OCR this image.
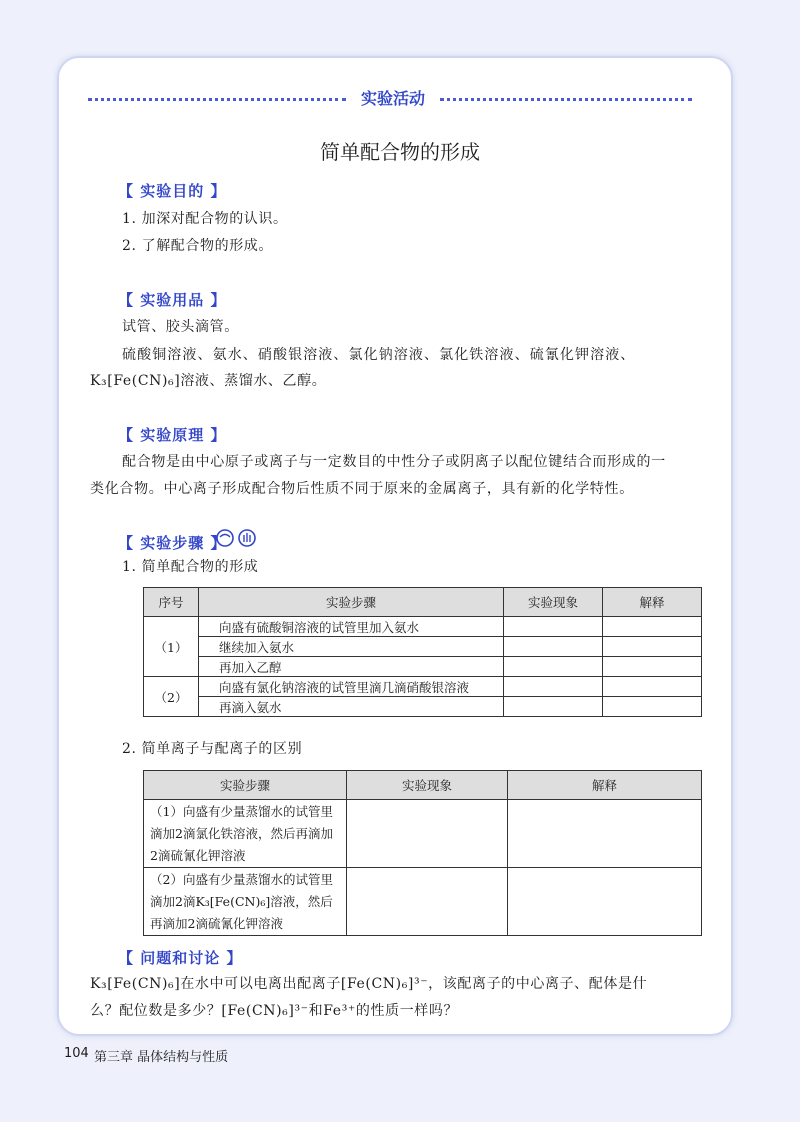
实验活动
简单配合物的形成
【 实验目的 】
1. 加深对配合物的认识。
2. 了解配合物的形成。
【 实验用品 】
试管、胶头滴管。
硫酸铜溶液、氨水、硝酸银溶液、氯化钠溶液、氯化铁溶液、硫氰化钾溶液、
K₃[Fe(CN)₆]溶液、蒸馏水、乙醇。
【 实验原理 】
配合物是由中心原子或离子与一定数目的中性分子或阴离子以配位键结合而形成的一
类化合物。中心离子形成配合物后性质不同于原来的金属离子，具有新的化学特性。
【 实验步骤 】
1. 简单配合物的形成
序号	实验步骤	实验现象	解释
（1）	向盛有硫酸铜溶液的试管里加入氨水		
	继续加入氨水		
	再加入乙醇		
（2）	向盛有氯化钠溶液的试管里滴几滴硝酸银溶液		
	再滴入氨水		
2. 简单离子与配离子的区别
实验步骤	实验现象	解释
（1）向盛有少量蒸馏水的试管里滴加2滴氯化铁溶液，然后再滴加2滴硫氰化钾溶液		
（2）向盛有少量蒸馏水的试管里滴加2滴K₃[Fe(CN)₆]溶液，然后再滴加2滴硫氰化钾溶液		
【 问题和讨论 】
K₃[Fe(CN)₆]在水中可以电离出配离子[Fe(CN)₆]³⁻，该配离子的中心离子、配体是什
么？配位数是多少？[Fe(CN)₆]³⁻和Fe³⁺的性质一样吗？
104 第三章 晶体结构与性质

= = = =

- Given exercise -
An exact transcription of all the entries is required, without the pictures.

- Result -
OCR this image.
实验活动
简单配合物的形成
【 实验目的 】
1. 加深对配合物的认识。
2. 了解配合物的形成。
【 实验用品 】
试管、胶头滴管。
硫酸铜溶液、氨水、硝酸银溶液、氯化钠溶液、氯化铁溶液、硫氰化钾溶液、
K₃[Fe(CN)₆]溶液、蒸馏水、乙醇。
【 实验原理 】
配合物是由中心原子或离子与一定数目的中性分子或阴离子以配位键结合而形成的一
类化合物。中心离子形成配合物后性质不同于原来的金属离子，具有新的化学特性。
【 实验步骤 】
1. 简单配合物的形成
序号	实验步骤	实验现象	解释
（1）	向盛有硫酸铜溶液的试管里加入氨水		
	继续加入氨水		
	再加入乙醇		
（2）	向盛有氯化钠溶液的试管里滴几滴硝酸银溶液		
	再滴入氨水		
2. 简单离子与配离子的区别
实验步骤	实验现象	解释
（1）向盛有少量蒸馏水的试管里滴加2滴氯化铁溶液，然后再滴加2滴硫氰化钾溶液		
（2）向盛有少量蒸馏水的试管里滴加2滴K₃[Fe(CN)₆]溶液，然后再滴加2滴硫氰化钾溶液		
【 问题和讨论 】
K₃[Fe(CN)₆]在水中可以电离出配离子[Fe(CN)₆]³⁻，该配离子的中心离子、配体是什
么？配位数是多少？[Fe(CN)₆]³⁻和Fe³⁺的性质一样吗？
104 第三章 晶体结构与性质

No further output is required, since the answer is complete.